Repeat the records verbatim and leave the pictures out of your copy.

──────── Records provided ────────

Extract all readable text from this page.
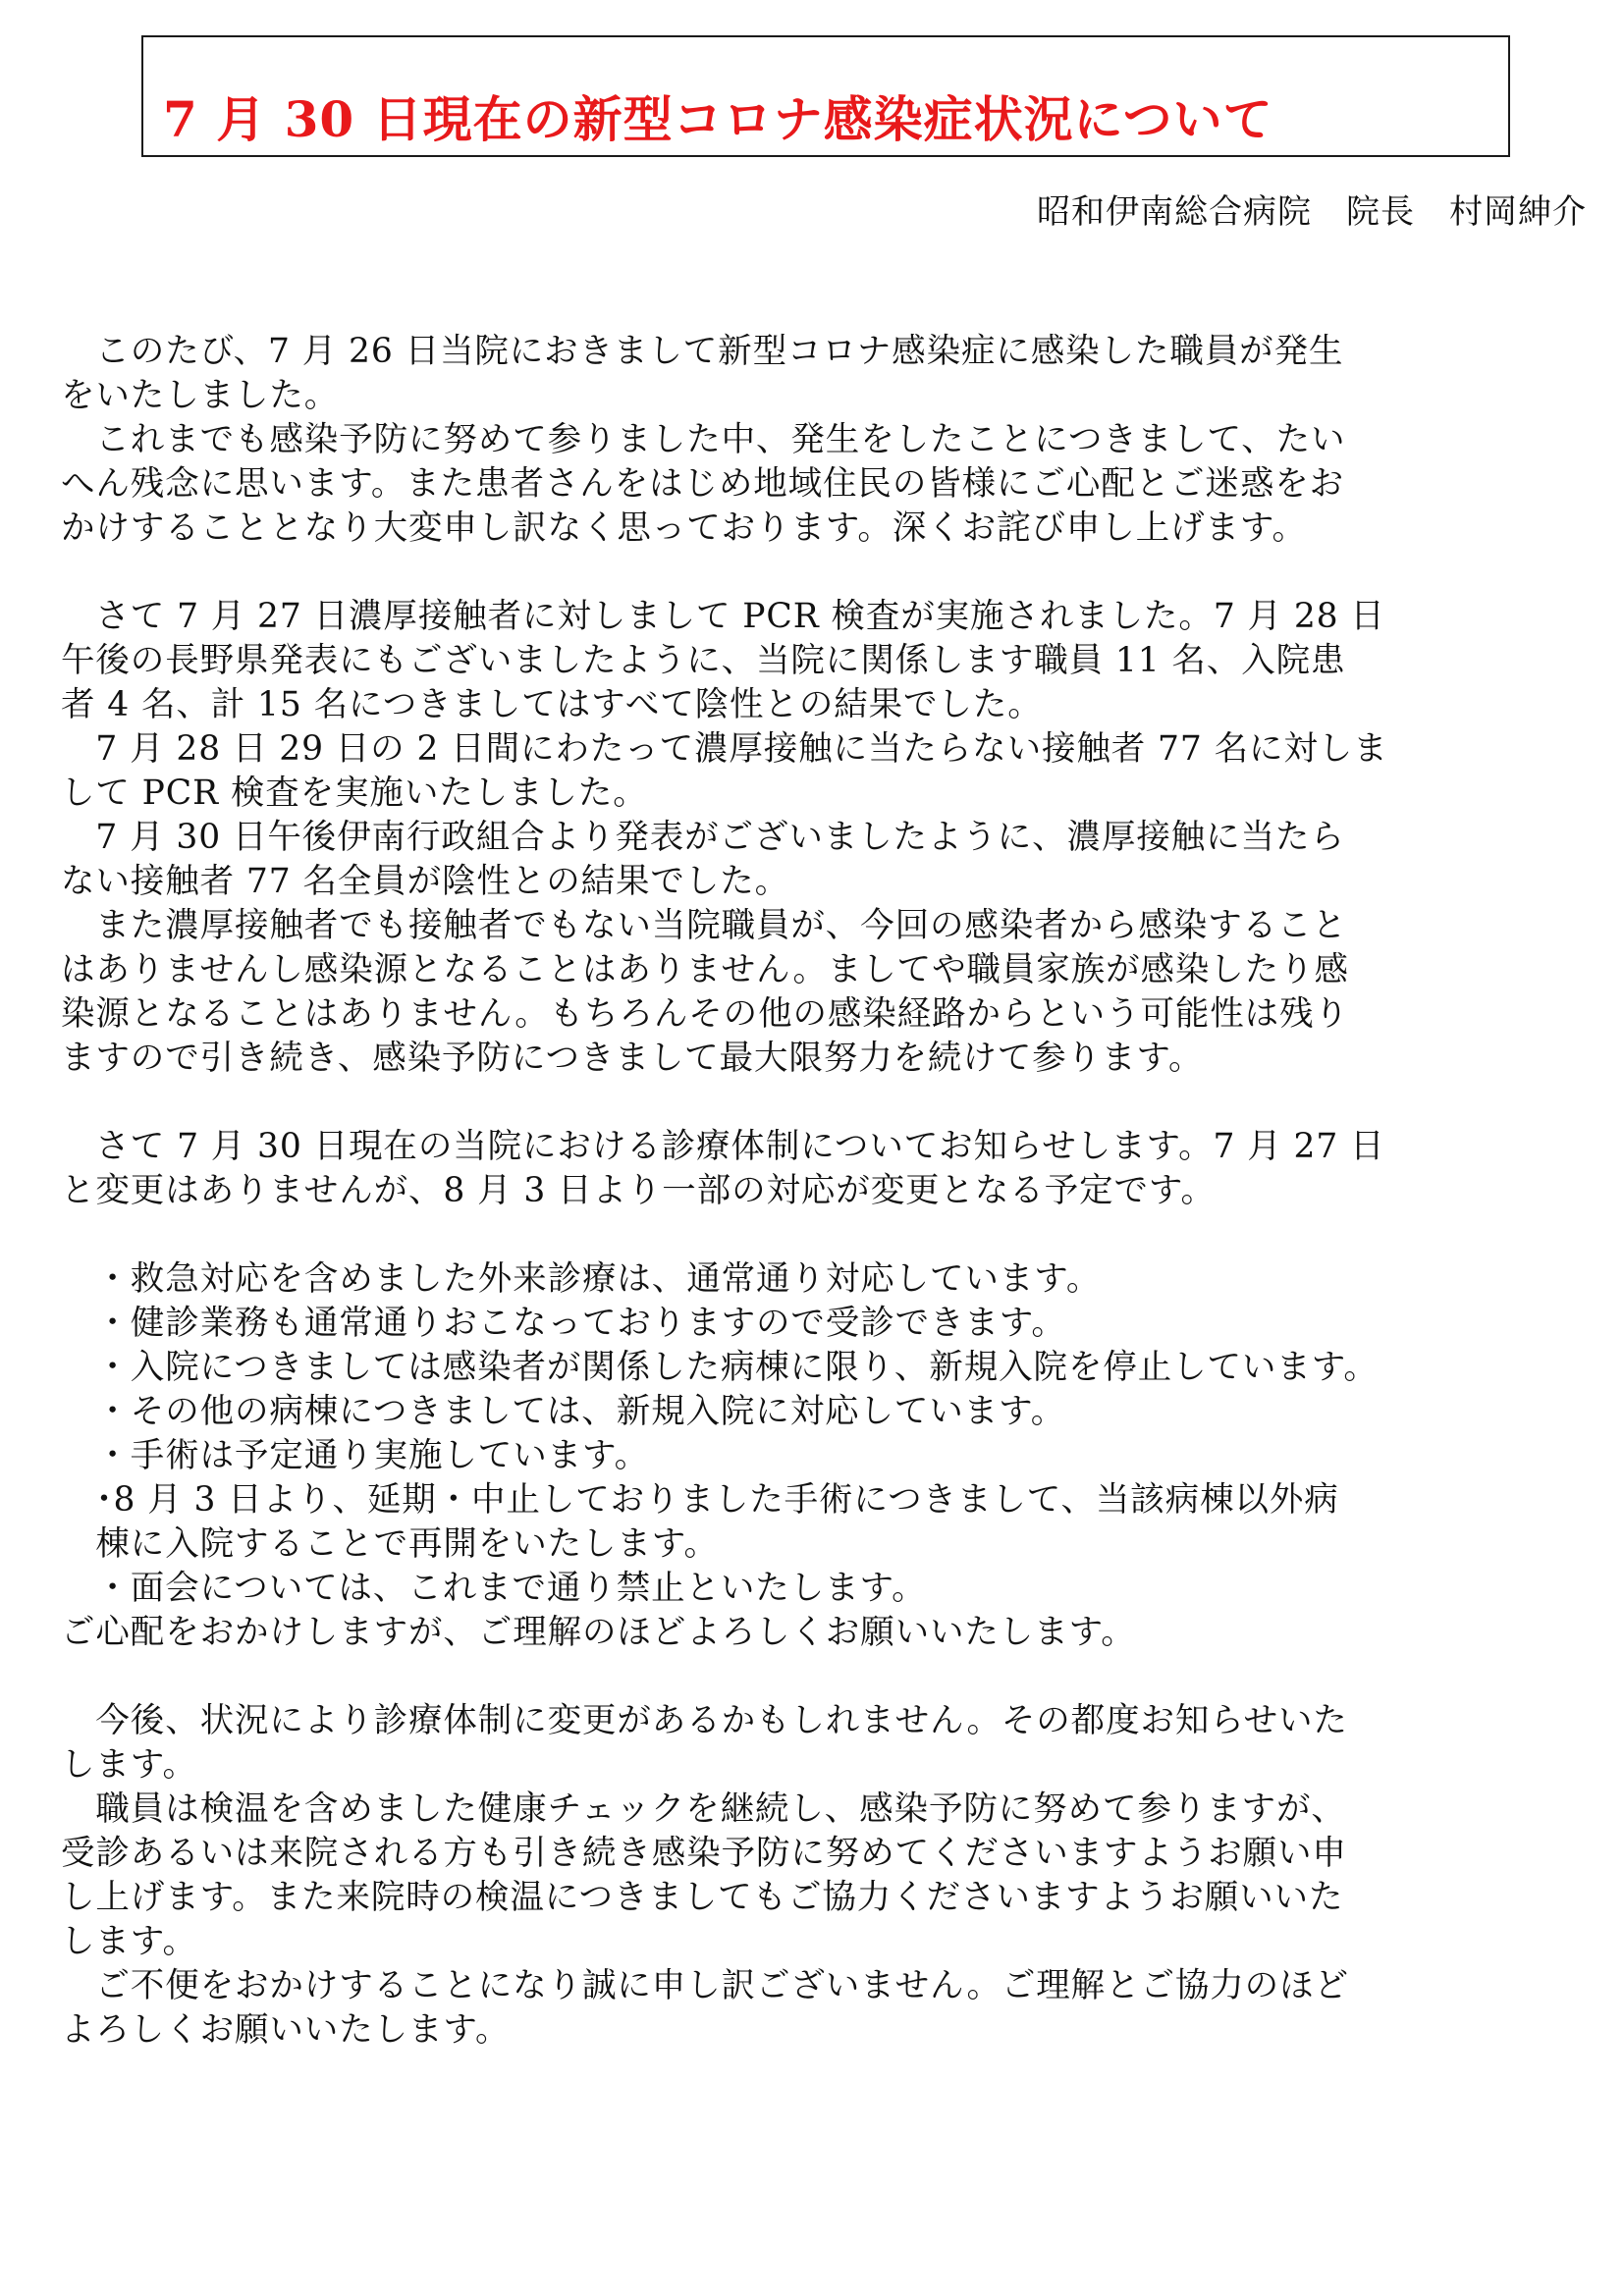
7 月 30 日現在の新型コロナ感染症状況について

昭和伊南総合病院　院長　村岡紳介

　このたび、7 月 26 日当院におきまして新型コロナ感染症に感染した職員が発生

をいたしました。

　これまでも感染予防に努めて参りました中、発生をしたことにつきまして、たい

へん残念に思います。また患者さんをはじめ地域住民の皆様にご心配とご迷惑をお

かけすることとなり大変申し訳なく思っております。深くお詫び申し上げます。

　さて 7 月 27 日濃厚接触者に対しまして PCR 検査が実施されました。7 月 28 日

午後の長野県発表にもございましたように、当院に関係します職員 11 名、入院患

者 4 名、計 15 名につきましてはすべて陰性との結果でした。

　7 月 28 日 29 日の 2 日間にわたって濃厚接触に当たらない接触者 77 名に対しま

して PCR 検査を実施いたしました。

　7 月 30 日午後伊南行政組合より発表がございましたように、濃厚接触に当たら

ない接触者 77 名全員が陰性との結果でした。

　また濃厚接触者でも接触者でもない当院職員が、今回の感染者から感染すること

はありませんし感染源となることはありません。ましてや職員家族が感染したり感

染源となることはありません。もちろんその他の感染経路からという可能性は残り

ますので引き続き、感染予防につきまして最大限努力を続けて参ります。

　さて 7 月 30 日現在の当院における診療体制についてお知らせします。7 月 27 日

と変更はありませんが、8 月 3 日より一部の対応が変更となる予定です。

　・救急対応を含めました外来診療は、通常通り対応しています。

　・健診業務も通常通りおこなっておりますので受診できます。

　・入院につきましては感染者が関係した病棟に限り、新規入院を停止しています。

　・その他の病棟につきましては、新規入院に対応しています。

　・手術は予定通り実施しています。

　･8 月 3 日より、延期・中止しておりました手術につきまして、当該病棟以外病

　棟に入院することで再開をいたします。

　・面会については、これまで通り禁止といたします。

ご心配をおかけしますが、ご理解のほどよろしくお願いいたします。

　今後、状況により診療体制に変更があるかもしれません。その都度お知らせいた

します。

　職員は検温を含めました健康チェックを継続し、感染予防に努めて参りますが、

受診あるいは来院される方も引き続き感染予防に努めてくださいますようお願い申

し上げます。また来院時の検温につきましてもご協力くださいますようお願いいた

します。

　ご不便をおかけすることになり誠に申し訳ございません。ご理解とご協力のほど

よろしくお願いいたします。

────────

**Solution to this problem**.
Extract all readable text from this page.
7 月 30 日現在の新型コロナ感染症状況について

昭和伊南総合病院　院長　村岡紳介

　このたび、7 月 26 日当院におきまして新型コロナ感染症に感染した職員が発生

をいたしました。

　これまでも感染予防に努めて参りました中、発生をしたことにつきまして、たい

へん残念に思います。また患者さんをはじめ地域住民の皆様にご心配とご迷惑をお

かけすることとなり大変申し訳なく思っております。深くお詫び申し上げます。

　さて 7 月 27 日濃厚接触者に対しまして PCR 検査が実施されました。7 月 28 日

午後の長野県発表にもございましたように、当院に関係します職員 11 名、入院患

者 4 名、計 15 名につきましてはすべて陰性との結果でした。

　7 月 28 日 29 日の 2 日間にわたって濃厚接触に当たらない接触者 77 名に対しま

して PCR 検査を実施いたしました。

　7 月 30 日午後伊南行政組合より発表がございましたように、濃厚接触に当たら

ない接触者 77 名全員が陰性との結果でした。

　また濃厚接触者でも接触者でもない当院職員が、今回の感染者から感染すること

はありませんし感染源となることはありません。ましてや職員家族が感染したり感

染源となることはありません。もちろんその他の感染経路からという可能性は残り

ますので引き続き、感染予防につきまして最大限努力を続けて参ります。

　さて 7 月 30 日現在の当院における診療体制についてお知らせします。7 月 27 日

と変更はありませんが、8 月 3 日より一部の対応が変更となる予定です。

　・救急対応を含めました外来診療は、通常通り対応しています。

　・健診業務も通常通りおこなっておりますので受診できます。

　・入院につきましては感染者が関係した病棟に限り、新規入院を停止しています。

　・その他の病棟につきましては、新規入院に対応しています。

　・手術は予定通り実施しています。

　･8 月 3 日より、延期・中止しておりました手術につきまして、当該病棟以外病

　棟に入院することで再開をいたします。

　・面会については、これまで通り禁止といたします。

ご心配をおかけしますが、ご理解のほどよろしくお願いいたします。

　今後、状況により診療体制に変更があるかもしれません。その都度お知らせいた

します。

　職員は検温を含めました健康チェックを継続し、感染予防に努めて参りますが、

受診あるいは来院される方も引き続き感染予防に努めてくださいますようお願い申

し上げます。また来院時の検温につきましてもご協力くださいますようお願いいた

します。

　ご不便をおかけすることになり誠に申し訳ございません。ご理解とご協力のほど

よろしくお願いいたします。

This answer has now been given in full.